** start **

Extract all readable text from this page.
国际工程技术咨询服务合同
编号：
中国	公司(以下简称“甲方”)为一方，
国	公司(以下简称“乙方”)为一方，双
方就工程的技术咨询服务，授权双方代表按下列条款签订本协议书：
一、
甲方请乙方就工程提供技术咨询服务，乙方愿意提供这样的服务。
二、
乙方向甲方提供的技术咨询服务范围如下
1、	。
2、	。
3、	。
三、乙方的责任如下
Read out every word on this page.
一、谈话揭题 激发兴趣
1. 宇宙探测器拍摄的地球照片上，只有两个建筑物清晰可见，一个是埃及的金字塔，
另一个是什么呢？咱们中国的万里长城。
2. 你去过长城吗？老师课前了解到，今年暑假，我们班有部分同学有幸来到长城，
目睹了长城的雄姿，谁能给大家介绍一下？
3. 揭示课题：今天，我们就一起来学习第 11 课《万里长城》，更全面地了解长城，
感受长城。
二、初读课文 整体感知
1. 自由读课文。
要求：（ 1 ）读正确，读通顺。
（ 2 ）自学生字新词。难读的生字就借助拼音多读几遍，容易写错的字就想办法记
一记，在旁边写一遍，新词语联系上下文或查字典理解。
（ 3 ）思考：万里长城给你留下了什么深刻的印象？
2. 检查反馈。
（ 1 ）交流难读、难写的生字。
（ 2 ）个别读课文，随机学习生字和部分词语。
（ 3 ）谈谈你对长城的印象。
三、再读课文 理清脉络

** end **

* What this task involves *
Repeat back the data above, exact to the last character.

* The solution *
Extract all readable text from this page.
国际工程技术咨询服务合同
编号：
中国	公司(以下简称“甲方”)为一方，
国	公司(以下简称“乙方”)为一方，双
方就工程的技术咨询服务，授权双方代表按下列条款签订本协议书：
一、
甲方请乙方就工程提供技术咨询服务，乙方愿意提供这样的服务。
二、
乙方向甲方提供的技术咨询服务范围如下
1、	。
2、	。
3、	。
三、乙方的责任如下
Read out every word on this page.
一、谈话揭题 激发兴趣
1. 宇宙探测器拍摄的地球照片上，只有两个建筑物清晰可见，一个是埃及的金字塔，
另一个是什么呢？咱们中国的万里长城。
2. 你去过长城吗？老师课前了解到，今年暑假，我们班有部分同学有幸来到长城，
目睹了长城的雄姿，谁能给大家介绍一下？
3. 揭示课题：今天，我们就一起来学习第 11 课《万里长城》，更全面地了解长城，
感受长城。
二、初读课文 整体感知
1. 自由读课文。
要求：（ 1 ）读正确，读通顺。
（ 2 ）自学生字新词。难读的生字就借助拼音多读几遍，容易写错的字就想办法记
一记，在旁边写一遍，新词语联系上下文或查字典理解。
（ 3 ）思考：万里长城给你留下了什么深刻的印象？
2. 检查反馈。
（ 1 ）交流难读、难写的生字。
（ 2 ）个别读课文，随机学习生字和部分词语。
（ 3 ）谈谈你对长城的印象。
三、再读课文 理清脉络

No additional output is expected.